>> START Provided information

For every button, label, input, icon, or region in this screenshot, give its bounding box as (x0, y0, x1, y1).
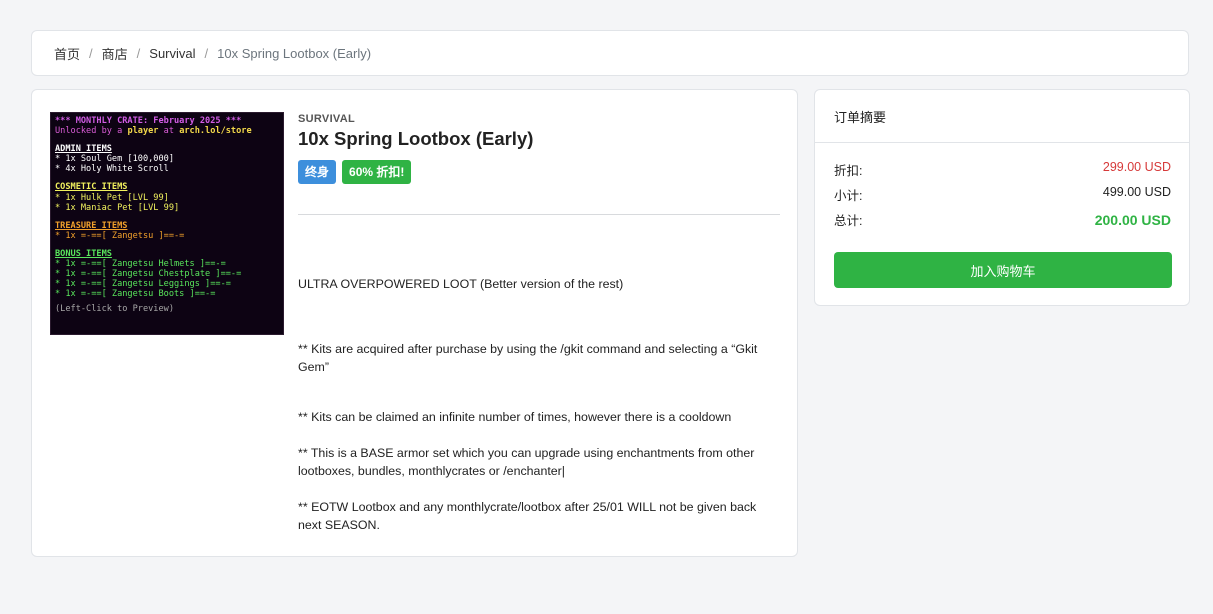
lifetime-badge: 终身 (298, 160, 337, 184)
total-row: 总计: 200.00 USD (834, 210, 1171, 229)
order-summary-title: 订单摘要 (815, 90, 1189, 143)
breadcrumb-home-link[interactable]: 首页 (54, 44, 80, 63)
product-category: SURVIVAL (298, 113, 356, 125)
product-image[interactable]: *** MONTHLY CRATE: February 2025 *** Unl… (50, 112, 284, 335)
discount-badge: 60% 折扣! (342, 160, 412, 184)
admin-item: * 4x Holy White Scroll (55, 164, 169, 175)
total-value: 200.00 USD (1094, 211, 1171, 228)
product-card: *** MONTHLY CRATE: February 2025 *** Unl… (31, 89, 798, 557)
breadcrumb: 首页 / 商店 / Survival / 10x Spring Lootbox … (31, 30, 1189, 76)
bonus-item: * 1x =-==[ Zangetsu Leggings ]==-= (55, 279, 231, 290)
cosmetic-items-title: COSMETIC ITEMS (55, 182, 128, 193)
divider (298, 214, 780, 215)
breadcrumb-separator: / (136, 45, 141, 61)
product-title: 10x Spring Lootbox (Early) (298, 128, 534, 149)
description-paragraph: ** Kits are acquired after purchase by u… (298, 342, 758, 374)
subtotal-row: 小计: 499.00 USD (834, 185, 1171, 204)
treasure-items-title: TREASURE ITEMS (55, 220, 128, 231)
cosmetic-item: * 1x Hulk Pet [LVL 99] (55, 192, 169, 203)
description-paragraph: ULTRA OVERPOWERED LOOT (Better version o… (298, 277, 624, 291)
subtotal-value: 499.00 USD (1102, 185, 1171, 199)
discount-label: 折扣: (834, 164, 863, 178)
breadcrumb-separator: / (204, 45, 209, 61)
add-to-cart-button[interactable]: 加入购物车 (834, 252, 1172, 288)
breadcrumb-current: 10x Spring Lootbox (Early) (217, 45, 372, 61)
image-header: *** MONTHLY CRATE: February 2025 *** (55, 116, 242, 126)
description-paragraph: ** EOTW Lootbox and any monthlycrate/loo… (298, 500, 757, 532)
description-paragraph: ** This is a BASE armor set which you ca… (298, 446, 755, 478)
unlock-mid: at (158, 126, 180, 137)
bonus-items-title: BONUS ITEMS (55, 248, 112, 259)
unlock-player: player (127, 126, 159, 137)
total-label: 总计: (834, 214, 863, 228)
discount-row: 折扣: 299.00 USD (834, 160, 1171, 179)
bonus-item: * 1x =-==[ Zangetsu Chestplate ]==-= (55, 269, 242, 280)
description-paragraph: ** Kits can be claimed an infinite numbe… (298, 410, 732, 424)
treasure-item: * 1x =-==[ Zangetsu ]==-= (55, 230, 185, 241)
product-badges: 终身 60% 折扣! (298, 160, 412, 184)
admin-item: * 1x Soul Gem [100,000] (55, 154, 174, 165)
breadcrumb-category-link[interactable]: Survival (149, 46, 195, 61)
image-unlock-line: Unlocked by a player at arch.lol/store (55, 126, 279, 136)
order-summary-card: 订单摘要 折扣: 299.00 USD 小计: 499.00 USD 总计: 2… (814, 89, 1190, 306)
bonus-item: * 1x =-==[ Zangetsu Helmets ]==-= (55, 259, 226, 270)
bonus-item: * 1x =-==[ Zangetsu Boots ]==-= (55, 289, 216, 300)
discount-value: 299.00 USD (1102, 160, 1171, 174)
unlock-site: arch.lol/store (179, 126, 252, 137)
cosmetic-item: * 1x Maniac Pet [LVL 99] (55, 202, 180, 213)
image-footer: (Left-Click to Preview) (55, 304, 174, 315)
breadcrumb-store-link[interactable]: 商店 (102, 44, 128, 63)
breadcrumb-separator: / (89, 45, 93, 61)
admin-items-title: ADMIN ITEMS (55, 144, 112, 155)
subtotal-label: 小计: (834, 189, 863, 203)
unlock-prefix: Unlocked by a (55, 126, 128, 137)
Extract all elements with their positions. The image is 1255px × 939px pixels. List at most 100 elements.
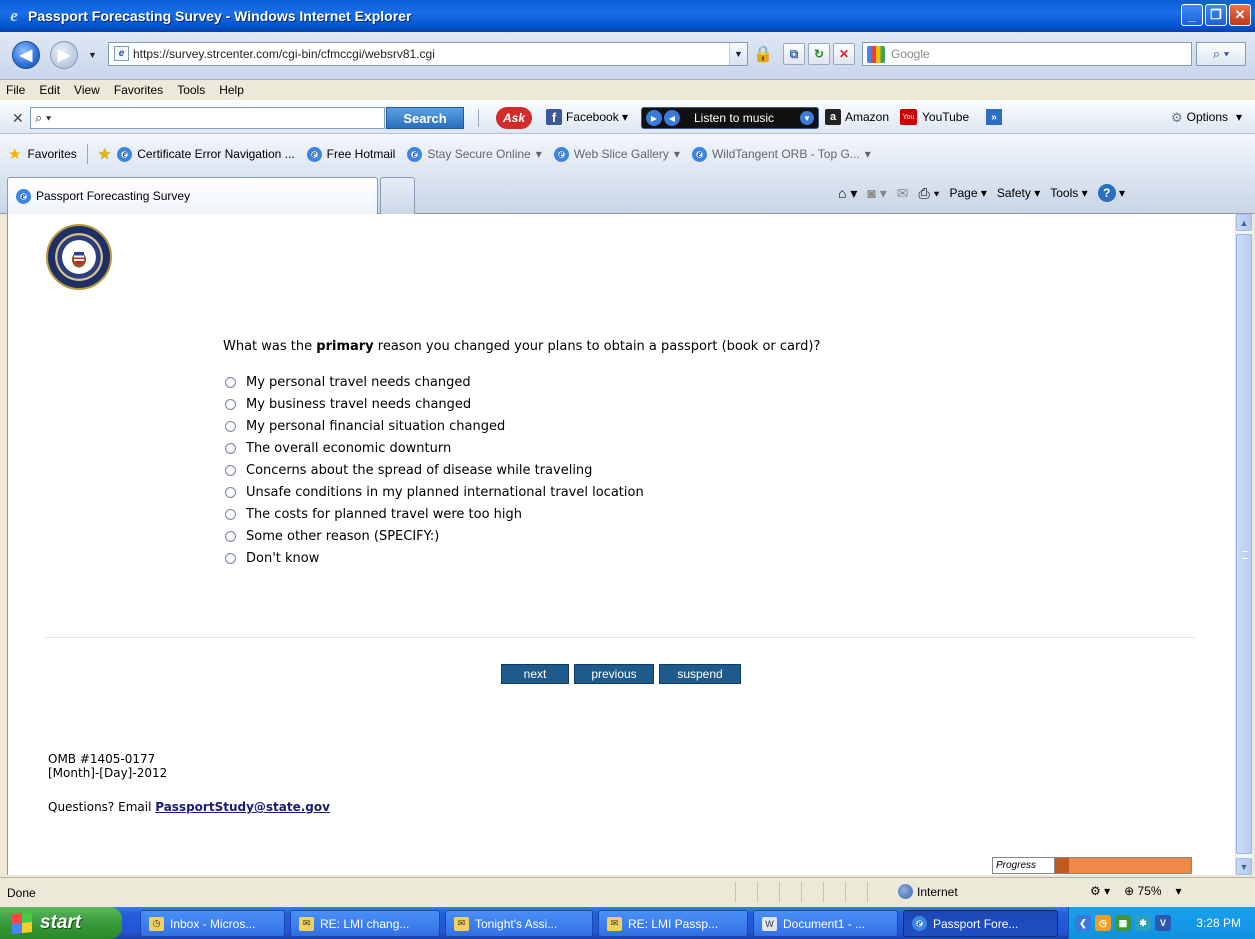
amazon-button[interactable]: Amazon — [845, 110, 889, 124]
safety-menu[interactable]: Safety ▾ — [997, 186, 1040, 200]
page-menu[interactable]: Page ▾ — [949, 186, 986, 200]
email-link[interactable]: PassportStudy@state.gov — [155, 800, 330, 814]
ask-logo-icon[interactable]: Ask — [496, 107, 532, 129]
radio-button[interactable] — [225, 376, 236, 388]
tray-app-icon[interactable]: ◷ — [1095, 915, 1111, 931]
taskbar-item[interactable]: ✉ RE: LMI chang... — [290, 910, 440, 937]
feeds-icon[interactable]: ◙ ▾ — [867, 185, 886, 202]
taskbar-item[interactable]: ✉ RE: LMI Passp... — [598, 910, 748, 937]
ask-search-input[interactable]: ⌕ ▾ — [30, 107, 385, 129]
answer-option[interactable]: Concerns about the spread of disease whi… — [223, 459, 644, 481]
music-player[interactable]: ▶ ◀ Listen to music ▼ — [641, 107, 819, 129]
security-zone[interactable]: Internet — [898, 884, 958, 899]
home-icon[interactable]: ⌂ ▾ — [838, 185, 857, 202]
radio-button[interactable] — [225, 552, 236, 564]
close-button[interactable]: ✕ — [1229, 4, 1251, 26]
tools-menu[interactable]: Tools ▾ — [1050, 186, 1087, 200]
next-button[interactable]: next — [501, 664, 569, 684]
youtube-icon[interactable]: You — [900, 109, 917, 125]
lock-icon[interactable]: 🔒 — [752, 43, 774, 65]
favorite-item[interactable]: e Certificate Error Navigation ... — [117, 146, 295, 162]
menu-file[interactable]: File — [6, 83, 25, 97]
radio-button[interactable] — [225, 398, 236, 410]
answer-option[interactable]: Unsafe conditions in my planned internat… — [223, 481, 644, 503]
ask-search-button[interactable]: Search — [386, 107, 464, 129]
new-tab-button[interactable] — [380, 177, 415, 214]
tray-app-icon[interactable]: ✱ — [1135, 915, 1151, 931]
ie-logo-icon: e — [10, 6, 18, 25]
facebook-button[interactable]: Facebook ▾ — [566, 110, 628, 124]
radio-button[interactable] — [225, 442, 236, 454]
more-chevron-icon[interactable]: » — [986, 109, 1002, 125]
tab-active[interactable]: e Passport Forecasting Survey — [7, 177, 378, 214]
search-field[interactable]: Google — [862, 42, 1192, 66]
scroll-up-icon[interactable]: ▲ — [1236, 214, 1252, 231]
youtube-button[interactable]: YouTube — [922, 110, 969, 124]
add-favorite-icon[interactable]: ★ — [98, 145, 111, 163]
radio-button[interactable] — [225, 464, 236, 476]
compatibility-icon[interactable]: ⧉ — [783, 43, 805, 65]
previous-button[interactable]: previous — [574, 664, 654, 684]
scroll-down-icon[interactable]: ▼ — [1236, 858, 1252, 875]
tray-app-icon[interactable]: V — [1155, 915, 1171, 931]
tab-title: Passport Forecasting Survey — [36, 189, 191, 203]
search-go-button[interactable]: ⌕ ▾ — [1196, 42, 1246, 66]
answer-option[interactable]: The overall economic downturn — [223, 437, 644, 459]
mail-icon[interactable]: ✉ — [897, 185, 909, 202]
forward-button[interactable]: ▶ — [50, 41, 78, 69]
menu-edit[interactable]: Edit — [39, 83, 60, 97]
answer-option[interactable]: Some other reason (SPECIFY:) — [223, 525, 644, 547]
zoom-control[interactable]: ⊕ 75% — [1124, 884, 1161, 898]
radio-button[interactable] — [225, 420, 236, 432]
clock[interactable]: 3:28 PM — [1196, 916, 1241, 930]
refresh-button[interactable]: ↻ — [808, 43, 830, 65]
favorite-item[interactable]: e Free Hotmail — [306, 146, 395, 162]
answer-option[interactable]: The costs for planned travel were too hi… — [223, 503, 644, 525]
options-button[interactable]: ⚙ Options ▾ — [1171, 110, 1242, 126]
amazon-icon[interactable]: a — [825, 109, 841, 125]
taskbar-item[interactable]: ◷ Inbox - Micros... — [140, 910, 285, 937]
answer-option[interactable]: My personal financial situation changed — [223, 415, 644, 437]
minimize-button[interactable]: _ — [1181, 4, 1203, 26]
favorites-button[interactable]: Favorites — [27, 147, 76, 161]
address-bar[interactable]: e https://survey.strcenter.com/cgi-bin/c… — [108, 42, 748, 66]
favorite-item[interactable]: e Stay Secure Online ▾ — [407, 146, 542, 162]
zoom-dropdown-icon[interactable]: ▾ — [1176, 884, 1182, 898]
music-dropdown-icon[interactable]: ▼ — [800, 111, 814, 125]
answer-option[interactable]: My personal travel needs changed — [223, 371, 644, 393]
favorite-item[interactable]: e WildTangent ORB - Top G... ▾ — [691, 146, 871, 162]
taskbar-item-active[interactable]: e Passport Fore... — [903, 910, 1058, 937]
ie-page-icon: e — [306, 146, 322, 162]
help-menu[interactable]: ? ▾ — [1097, 184, 1125, 202]
radio-button[interactable] — [225, 530, 236, 542]
network-icon[interactable]: ▦ — [1115, 915, 1131, 931]
scroll-thumb[interactable] — [1236, 234, 1252, 854]
address-dropdown-icon[interactable]: ▼ — [729, 43, 747, 65]
restore-button[interactable]: ❐ — [1205, 4, 1227, 26]
menu-favorites[interactable]: Favorites — [114, 83, 163, 97]
answer-option[interactable]: Don't know — [223, 547, 644, 569]
tray-chevron-icon[interactable]: ❮ — [1075, 915, 1091, 931]
taskbar-item[interactable]: ✉ Tonight's Assi... — [445, 910, 593, 937]
taskbar-item[interactable]: W Document1 - ... — [753, 910, 898, 937]
menu-view[interactable]: View — [74, 83, 100, 97]
favorites-star-icon[interactable]: ★ — [8, 145, 21, 163]
print-icon[interactable]: ⎙ ▾ — [918, 185, 939, 202]
close-toolbar-icon[interactable]: ✕ — [12, 110, 24, 127]
answer-option[interactable]: My business travel needs changed — [223, 393, 644, 415]
suspend-button[interactable]: suspend — [659, 664, 741, 684]
start-button[interactable]: start — [0, 907, 122, 939]
stop-button[interactable]: ✕ — [833, 43, 855, 65]
favorite-item[interactable]: e Web Slice Gallery ▾ — [553, 146, 680, 162]
play-icon[interactable]: ▶ — [646, 110, 662, 126]
menu-help[interactable]: Help — [219, 83, 244, 97]
radio-button[interactable] — [225, 508, 236, 520]
history-dropdown-icon[interactable]: ▼ — [88, 50, 97, 60]
radio-button[interactable] — [225, 486, 236, 498]
back-button[interactable]: ◀ — [12, 41, 40, 69]
protected-mode-icon[interactable]: ⚙ ▾ — [1090, 884, 1110, 898]
vertical-scrollbar[interactable]: ▲ ▼ — [1235, 214, 1252, 875]
facebook-icon[interactable]: f — [546, 109, 562, 125]
volume-icon[interactable]: ◀ — [664, 110, 680, 126]
menu-tools[interactable]: Tools — [177, 83, 205, 97]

>> END Provided information

Count the lines in the items above that contain the string "breadcrumb". Reply with the number alone.

8